[Dataset items]
┄┄┄┄┄┄┄┄┄┄┄┄┄┄┄┄┄┄┄┄
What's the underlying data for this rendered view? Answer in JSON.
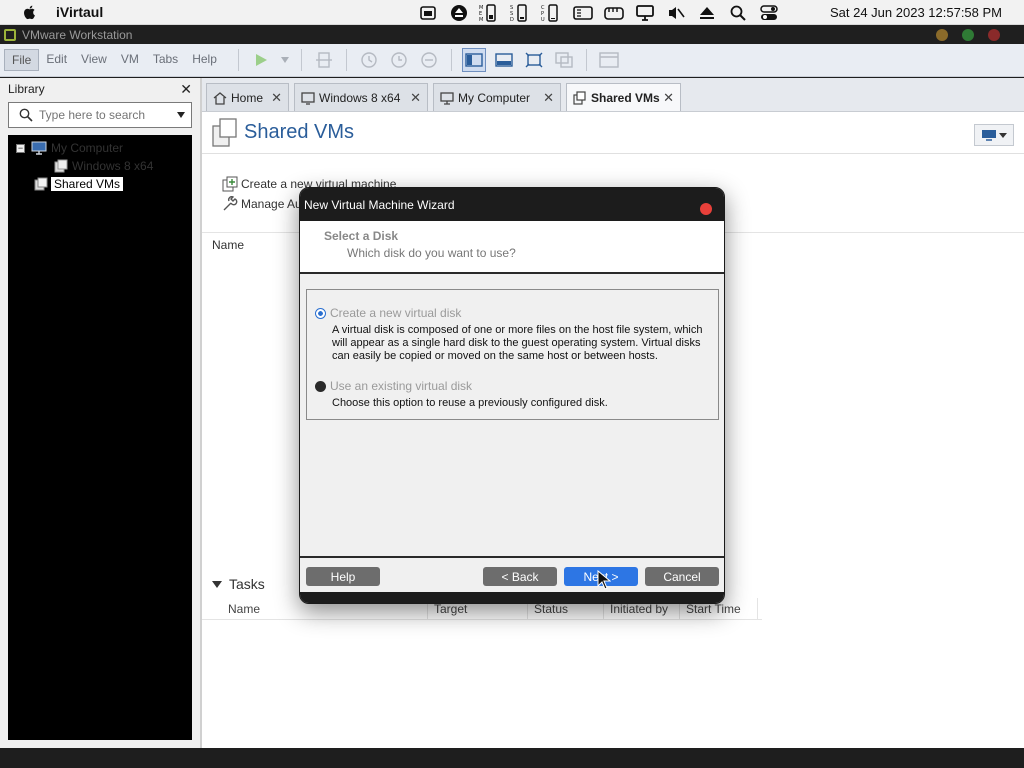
{
  "mac_menubar": {
    "app_name": "iVirtaul",
    "status_icons": [
      "calendar-icon",
      "eject-icon",
      "memory-icon",
      "ssd-icon",
      "cpu-icon",
      "panel-icon",
      "cloud-icon",
      "monitor-icon",
      "mute-icon",
      "eject-up-icon",
      "search-icon",
      "control-center-icon"
    ],
    "clock": "Sat 24 Jun 2023  12:57:58 PM"
  },
  "window": {
    "title": "VMware Workstation"
  },
  "menu": {
    "items": [
      "File",
      "Edit",
      "View",
      "VM",
      "Tabs",
      "Help"
    ]
  },
  "library": {
    "title": "Library",
    "search_placeholder": "Type here to search",
    "tree": [
      {
        "label": "My Computer",
        "icon": "computer-icon"
      },
      {
        "label": "Windows 8 x64",
        "icon": "vm-icon"
      },
      {
        "label": "Shared VMs",
        "icon": "shared-vms-icon"
      }
    ]
  },
  "tabs": [
    {
      "label": "Home",
      "icon": "home-icon"
    },
    {
      "label": "Windows 8 x64",
      "icon": "vm-icon"
    },
    {
      "label": "My Computer",
      "icon": "computer-icon"
    },
    {
      "label": "Shared VMs",
      "icon": "shared-vms-icon"
    }
  ],
  "page": {
    "title": "Shared VMs",
    "actions": [
      "Create a new virtual machine",
      "Manage Au"
    ],
    "col_name": "Name"
  },
  "tasks": {
    "title": "Tasks",
    "columns": [
      "Name",
      "Target",
      "Status",
      "Initiated by",
      "Start Time"
    ]
  },
  "wizard": {
    "title": "New Virtual Machine Wizard",
    "step": "Select a Disk",
    "question": "Which disk do you want to use?",
    "option1_label": "Create a new virtual disk",
    "option1_desc": "A virtual disk is composed of one or more files on the host file system, which will appear as a single hard disk to the guest operating system. Virtual disks can easily be copied or moved on the same host or between hosts.",
    "option2_label": "Use an existing virtual disk",
    "option2_desc": "Choose this option to reuse a previously configured disk.",
    "buttons": {
      "help": "Help",
      "back": "< Back",
      "next": "Next >",
      "cancel": "Cancel"
    }
  },
  "colors": {
    "accent": "#2d76e4",
    "title_blue": "#2a5d9a",
    "close_red": "#e8403a"
  }
}
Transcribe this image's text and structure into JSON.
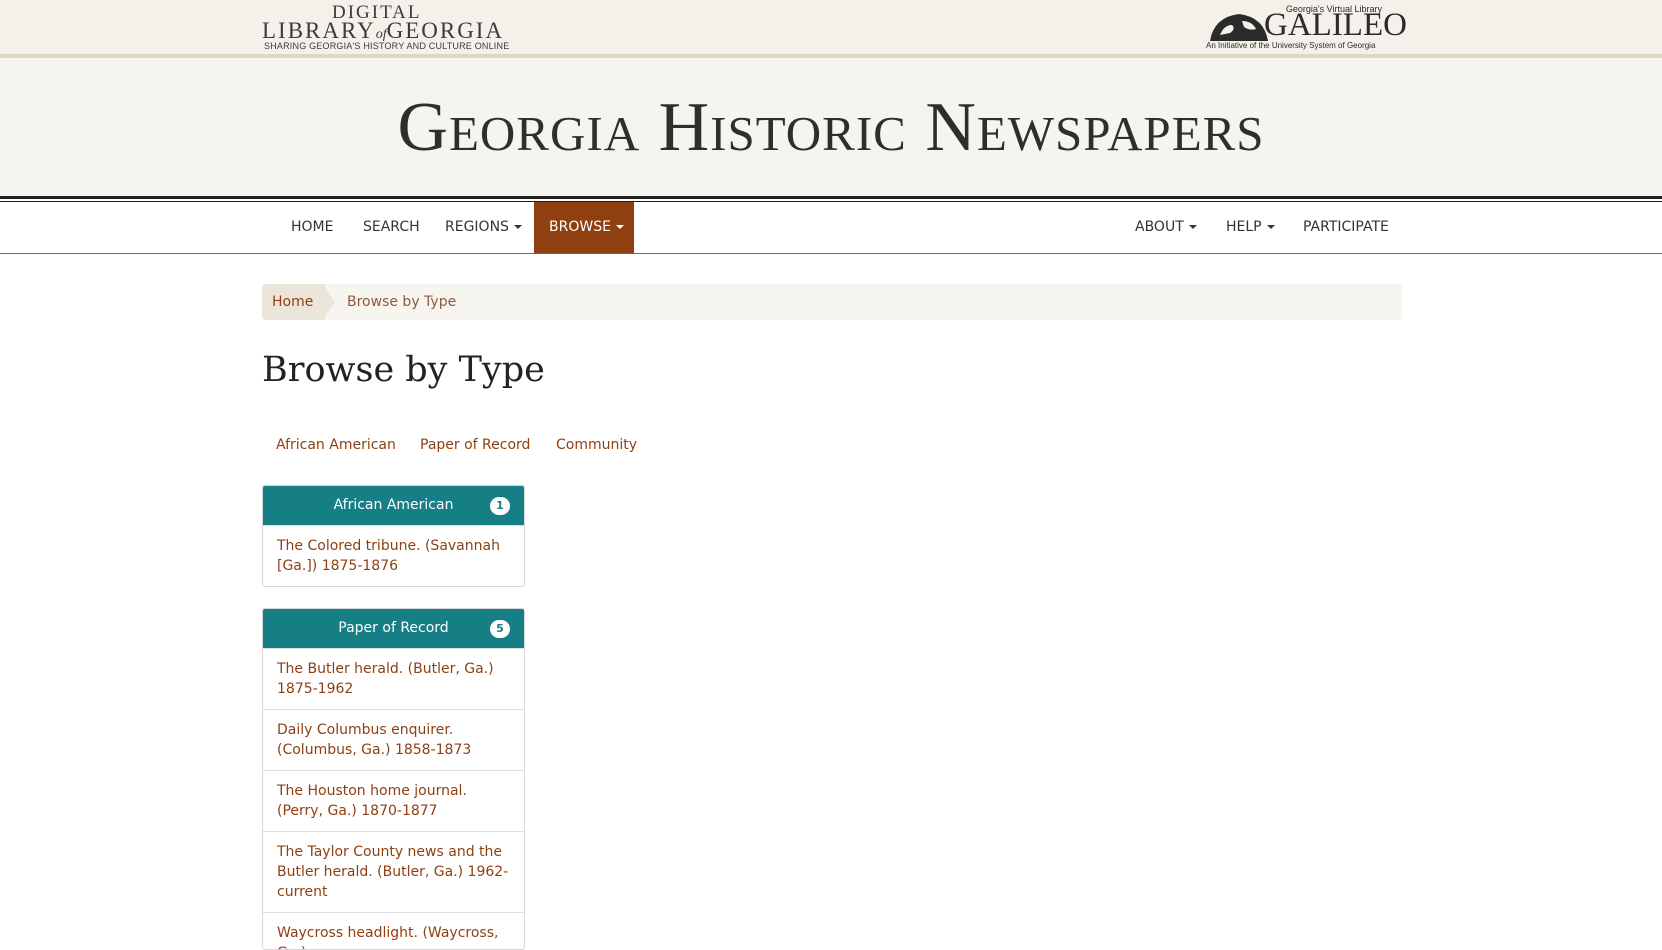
┄┄┄┄┄┄┄┄┄┄┄┄┄┄┄┄┄┄┄┄
■ THE TASK
Repeat the material above word for word and skip every image in it.

■ PROBLEM SOLUTION
What's the underlying data for this rendered view? Answer in JSON.
{
  "mac_menubar": {
    "app_name": "iVirtaul",
    "status_icons": [
      "calendar-icon",
      "eject-icon",
      "memory-icon",
      "ssd-icon",
      "cpu-icon",
      "panel-icon",
      "cloud-icon",
      "monitor-icon",
      "mute-icon",
      "eject-up-icon",
      "search-icon",
      "control-center-icon"
    ],
    "clock": "Sat 24 Jun 2023  12:57:58 PM"
  },
  "window": {
    "title": "VMware Workstation"
  },
  "menu": {
    "items": [
      "File",
      "Edit",
      "View",
      "VM",
      "Tabs",
      "Help"
    ]
  },
  "library": {
    "title": "Library",
    "search_placeholder": "Type here to search",
    "tree": [
      {
        "label": "My Computer",
        "icon": "computer-icon"
      },
      {
        "label": "Windows 8 x64",
        "icon": "vm-icon"
      },
      {
        "label": "Shared VMs",
        "icon": "shared-vms-icon"
      }
    ]
  },
  "tabs": [
    {
      "label": "Home",
      "icon": "home-icon"
    },
    {
      "label": "Windows 8 x64",
      "icon": "vm-icon"
    },
    {
      "label": "My Computer",
      "icon": "computer-icon"
    },
    {
      "label": "Shared VMs",
      "icon": "shared-vms-icon"
    }
  ],
  "page": {
    "title": "Shared VMs",
    "actions": [
      "Create a new virtual machine",
      "Manage Au"
    ],
    "col_name": "Name"
  },
  "tasks": {
    "title": "Tasks",
    "columns": [
      "Name",
      "Target",
      "Status",
      "Initiated by",
      "Start Time"
    ]
  },
  "wizard": {
    "title": "New Virtual Machine Wizard",
    "step": "Select a Disk",
    "question": "Which disk do you want to use?",
    "option1_label": "Create a new virtual disk",
    "option1_desc": "A virtual disk is composed of one or more files on the host file system, which will appear as a single hard disk to the guest operating system. Virtual disks can easily be copied or moved on the same host or between hosts.",
    "option2_label": "Use an existing virtual disk",
    "option2_desc": "Choose this option to reuse a previously configured disk.",
    "buttons": {
      "help": "Help",
      "back": "< Back",
      "next": "Next >",
      "cancel": "Cancel"
    }
  },
  "colors": {
    "accent": "#2d76e4",
    "title_blue": "#2a5d9a",
    "close_red": "#e8403a"
  }
}
Transcribe this image's text and structure into JSON.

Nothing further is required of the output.